═══ ENTRIES SUPPLIED ═══

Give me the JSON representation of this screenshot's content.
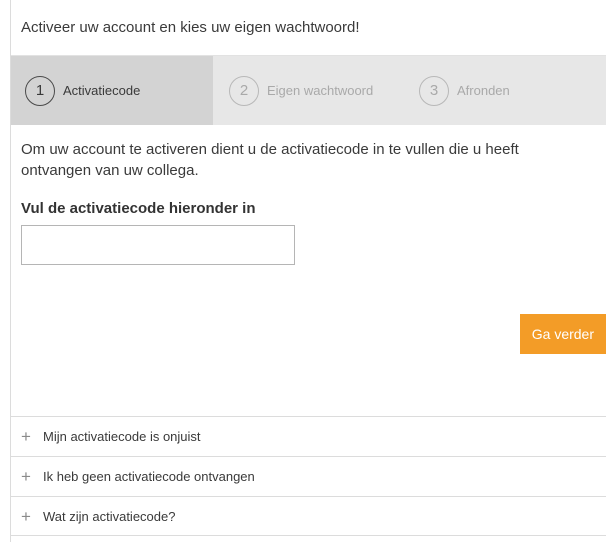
{
  "header": {
    "title": "Activeer uw account en kies uw eigen wachtwoord!"
  },
  "steps": [
    {
      "number": "1",
      "label": "Activatiecode",
      "active": true
    },
    {
      "number": "2",
      "label": "Eigen wachtwoord",
      "active": false
    },
    {
      "number": "3",
      "label": "Afronden",
      "active": false
    }
  ],
  "main": {
    "intro": "Om uw account te activeren dient u de activatiecode in te vullen die u heeft ontvangen van uw collega.",
    "field_label": "Vul de activatiecode hieronder in",
    "code_value": "",
    "continue_label": "Ga verder"
  },
  "faq": [
    {
      "label": "Mijn activatiecode is onjuist"
    },
    {
      "label": "Ik heb geen activatiecode ontvangen"
    },
    {
      "label": "Wat zijn activatiecode?"
    }
  ],
  "colors": {
    "accent": "#f39c27",
    "step_active_bg": "#d3d3d3",
    "steps_bg": "#e7e7e7"
  }
}
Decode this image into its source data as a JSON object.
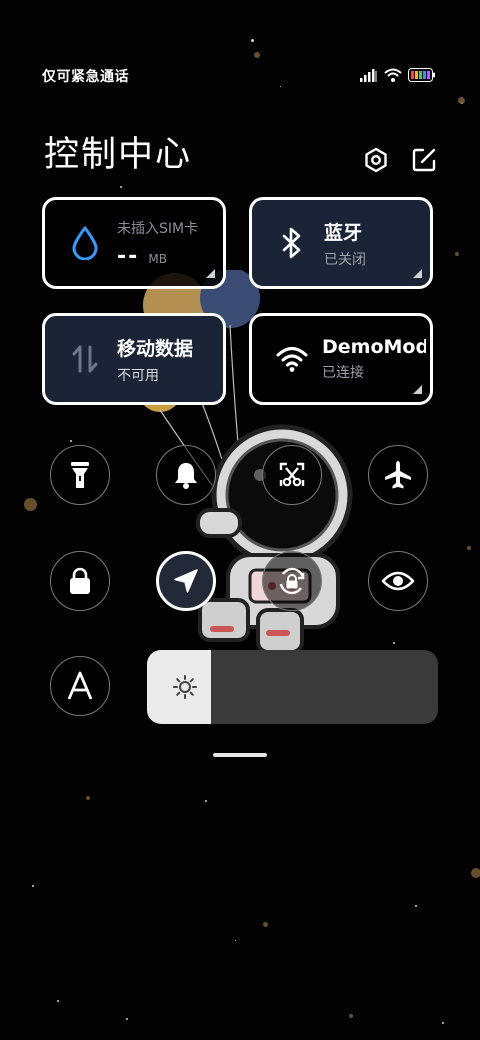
{
  "status_bar": {
    "carrier_text": "仅可紧急通话",
    "icons": [
      "signal-icon",
      "wifi-icon",
      "battery-icon"
    ]
  },
  "header": {
    "title": "控制中心",
    "actions": [
      "settings-icon",
      "edit-icon"
    ]
  },
  "tiles": {
    "data_usage": {
      "sim_status": "未插入SIM卡",
      "usage_value": "--",
      "usage_unit": "MB",
      "icon": "water-drop-icon"
    },
    "bluetooth": {
      "label": "蓝牙",
      "status": "已关闭",
      "icon": "bluetooth-icon"
    },
    "mobile_data": {
      "label": "移动数据",
      "status": "不可用",
      "icon": "mobile-data-icon"
    },
    "wifi": {
      "label": "DemoMod",
      "status": "已连接",
      "icon": "wifi-icon"
    }
  },
  "toggles": [
    {
      "name": "flashlight",
      "icon": "flashlight-icon",
      "active": false
    },
    {
      "name": "mute",
      "icon": "bell-icon",
      "active": false
    },
    {
      "name": "screenshot",
      "icon": "scissors-icon",
      "active": false
    },
    {
      "name": "airplane-mode",
      "icon": "airplane-icon",
      "active": false
    },
    {
      "name": "lock-screen",
      "icon": "lock-icon",
      "active": false
    },
    {
      "name": "location",
      "icon": "location-arrow-icon",
      "active": true
    },
    {
      "name": "rotation-lock",
      "icon": "rotation-lock-icon",
      "active": false
    },
    {
      "name": "reading-mode",
      "icon": "eye-icon",
      "active": false
    },
    {
      "name": "auto-brightness",
      "icon": "font-a-icon",
      "active": false
    }
  ],
  "brightness": {
    "icon": "sun-icon",
    "level_percent": 22
  },
  "colors": {
    "tile_active_bg": "#1b2436",
    "drop_blue": "#2f9cff",
    "slider_fill": "#eaeaea",
    "slider_track": "#3a3a3a"
  }
}
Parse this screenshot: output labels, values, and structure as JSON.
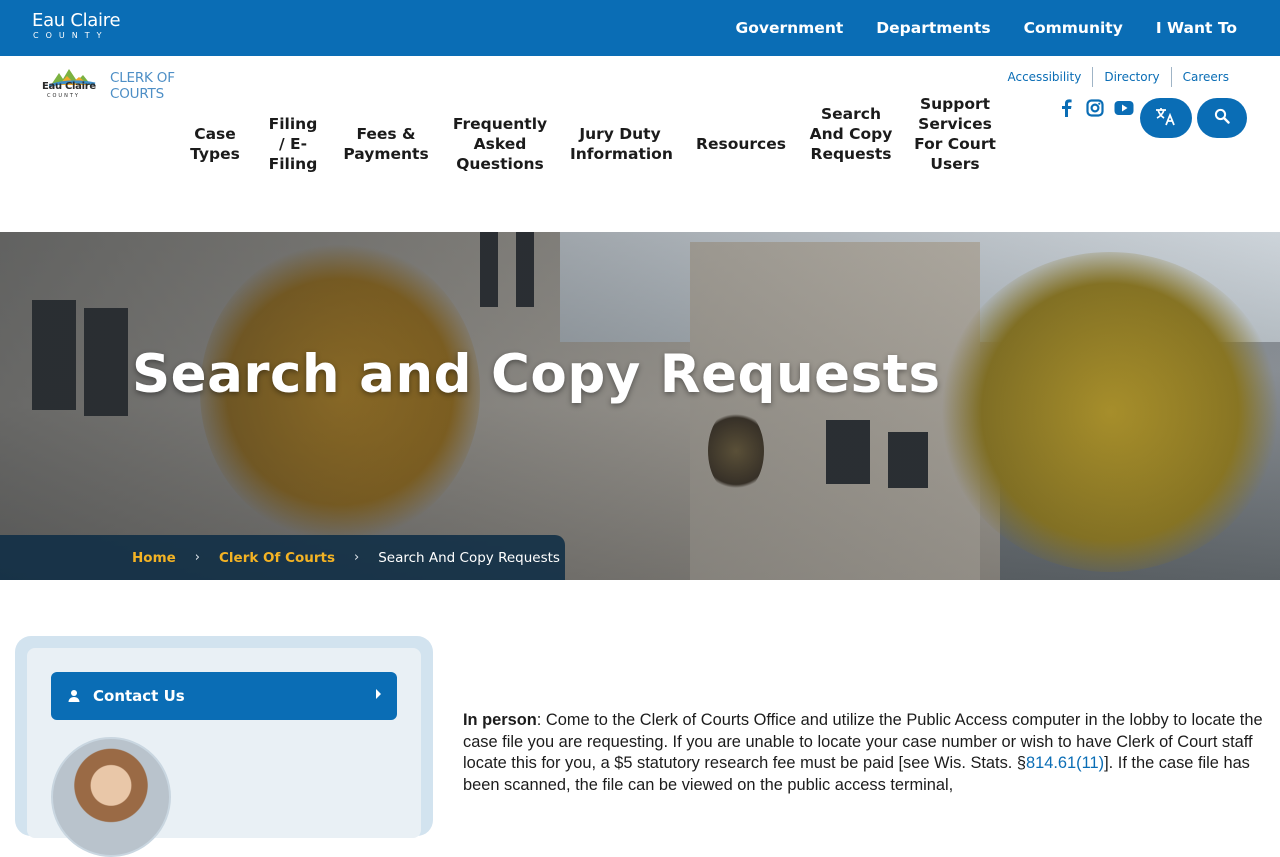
{
  "topbar": {
    "county_name": "Eau Claire",
    "county_sub": "COUNTY",
    "nav": [
      "Government",
      "Departments",
      "Community",
      "I Want To"
    ]
  },
  "header": {
    "logo_small": "Eau Claire",
    "logo_tiny": "COUNTY",
    "logo_title_1": "CLERK OF",
    "logo_title_2": "COURTS",
    "utility": [
      "Accessibility",
      "Directory",
      "Careers"
    ],
    "nav": [
      "Case Types",
      "Filing / E-Filing",
      "Fees & Payments",
      "Frequently Asked Questions",
      "Jury Duty Information",
      "Resources",
      "Search And Copy Requests",
      "Support Services For Court Users"
    ],
    "social_icons": [
      "facebook-icon",
      "instagram-icon",
      "youtube-icon"
    ],
    "translate_icon": "translate-icon",
    "search_icon": "search-icon"
  },
  "hero": {
    "title": "Search and Copy Requests",
    "breadcrumb": {
      "home": "Home",
      "parent": "Clerk Of Courts",
      "current": "Search And Copy Requests",
      "separator": "›"
    }
  },
  "sidebar": {
    "contact_label": "Contact Us"
  },
  "content": {
    "lead": "In person",
    "text_1": ": Come to the Clerk of Courts Office and utilize the Public Access computer in the lobby to locate the case file you are requesting. If you are unable to locate your case number or wish to have Clerk of Court staff locate this for you, a $5 statutory research fee must be paid [see Wis. Stats. §",
    "statute_link": "814.61(11)",
    "text_2": "]. If the case file has been scanned, the file can be viewed on the public access terminal,"
  },
  "colors": {
    "brand_blue": "#0a6db5",
    "breadcrumb_gold": "#f4b324"
  }
}
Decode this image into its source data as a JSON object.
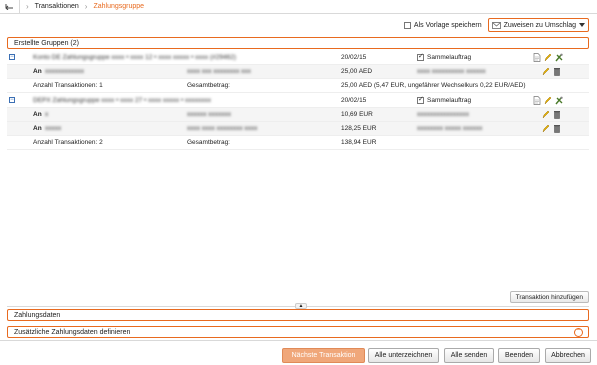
{
  "breadcrumb": {
    "items": [
      "Transaktionen",
      "Zahlungsgruppe"
    ]
  },
  "toolbar": {
    "save_template_label": "Als Vorlage speichern",
    "assign_label": "Zuweisen zu Umschlag"
  },
  "groups_header": "Erstellte Gruppen (2)",
  "groups": [
    {
      "header": {
        "text": "Konto DE Zahlungsgruppe xxxx • xxxx 12 • xxxx xxxxx • xxxx (#29462)",
        "date": "20/02/15",
        "sammel_label": "Sammelauftrag"
      },
      "rows": [
        {
          "label": "An",
          "name": "xxxxxxxxxxxx",
          "account": "xxxx xxx xxxxxxxx xxx",
          "amount": "25,00 AED",
          "ref": "xxxx xxxxxxxxxx xxxxxx"
        }
      ],
      "summary": {
        "count_label": "Anzahl Transaktionen: 1",
        "total_label": "Gesamtbetrag:",
        "total_value": "25,00 AED (5,47 EUR, ungefährer Wechselkurs 0,22 EUR/AED)"
      }
    },
    {
      "header": {
        "text": "DEPX Zahlungsgruppe xxxx • xxxx 27 • xxxx xxxxx • xxxxxxxx",
        "date": "20/02/15",
        "sammel_label": "Sammelauftrag"
      },
      "rows": [
        {
          "label": "An",
          "name": "x",
          "account": "xxxxxx xxxxxxx",
          "amount": "10,69 EUR",
          "ref": "xxxxxxxxxxxxxxxx"
        },
        {
          "label": "An",
          "name": "xxxxx",
          "account": "xxxx xxxx xxxxxxxx xxxx",
          "amount": "128,25 EUR",
          "ref": "xxxxxxxx xxxxx xxxxxx"
        }
      ],
      "summary": {
        "count_label": "Anzahl Transaktionen: 2",
        "total_label": "Gesamtbetrag:",
        "total_value": "138,94 EUR"
      }
    }
  ],
  "add_transaction_label": "Transaktion hinzufügen",
  "payment_data_label": "Zahlungsdaten",
  "additional_data_label": "Zusätzliche Zahlungsdaten definieren",
  "footer": {
    "next_label": "Nächste Transaktion",
    "sign_all_label": "Alle unterzeichnen",
    "send_all_label": "Alle senden",
    "finish_label": "Beenden",
    "cancel_label": "Abbrechen"
  },
  "colors": {
    "accent": "#e86a1f",
    "link": "#3b6fb4"
  }
}
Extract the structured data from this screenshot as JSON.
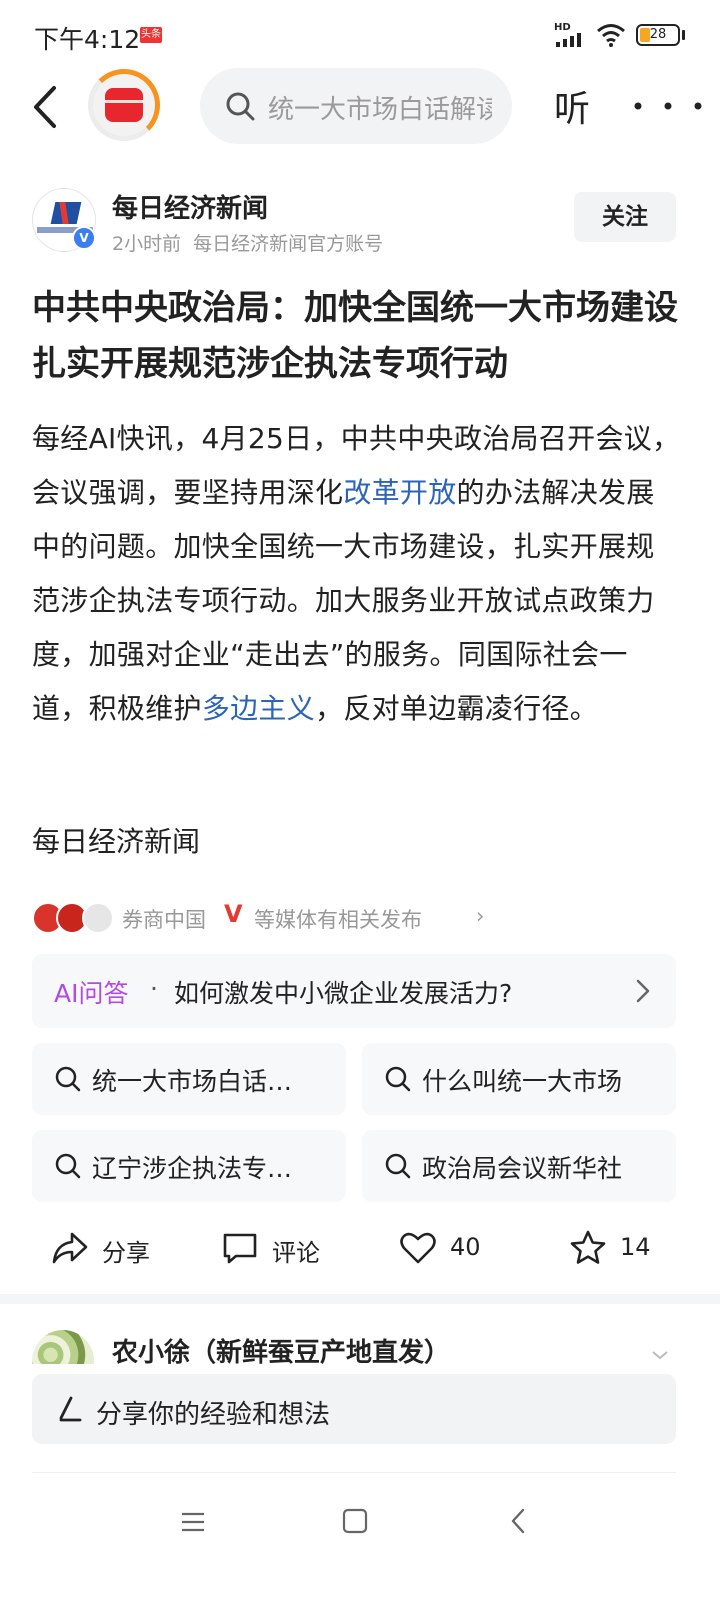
{
  "status_bar": {
    "time": "下午4:12",
    "app_badge": "头条",
    "network_label": "HD",
    "battery": "28"
  },
  "top_nav": {
    "search_placeholder": "统一大市场白话解读",
    "listen_label": "听"
  },
  "author": {
    "name": "每日经济新闻",
    "time_ago": "2小时前",
    "description": "每日经济新闻官方账号",
    "verified_mark": "V",
    "follow_label": "关注"
  },
  "article": {
    "title": "中共中央政治局：加快全国统一大市场建设 扎实开展规范涉企执法专项行动",
    "body_part1": "每经AI快讯，4月25日，中共中央政治局召开会议，会议强调，要坚持用深化",
    "link1": "改革开放",
    "body_part2": "的办法解决发展中的问题。加快全国统一大市场建设，扎实开展规范涉企执法专项行动。加大服务业开放试点政策力度，加强对企业“走出去”的服务。同国际社会一道，积极维护",
    "link2": "多边主义",
    "body_part3": "，反对单边霸凌行径。",
    "source": "每日经济新闻"
  },
  "related_media": {
    "source_name": "券商中国",
    "v_mark": "V",
    "text": "等媒体有相关发布",
    "chevron": "›"
  },
  "ai_qa": {
    "label": "AI问答",
    "separator": "·",
    "question": "如何激发中小微企业发展活力?"
  },
  "suggestions": [
    {
      "text": "统一大市场白话…"
    },
    {
      "text": "什么叫统一大市场"
    },
    {
      "text": "辽宁涉企执法专…"
    },
    {
      "text": "政治局会议新华社"
    }
  ],
  "actions": {
    "share": "分享",
    "comment": "评论",
    "likes": "40",
    "favorites": "14"
  },
  "comment_preview": {
    "commenter": "农小徐（新鲜蚕豆产地直发）",
    "input_placeholder": "分享你的经验和想法"
  },
  "colors": {
    "link": "#2b64b8",
    "ai_purple": "#b44ae6",
    "brand_red": "#e8262d",
    "accent_orange": "#f7931e",
    "chip_bg": "#f7f8fa"
  }
}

═══

▸ **WHAT IS EXPECTED**
Figure out how many lines of the data above include "Alle", then give the number and nothing more.

▸ **EXPECTED ANSWER**
2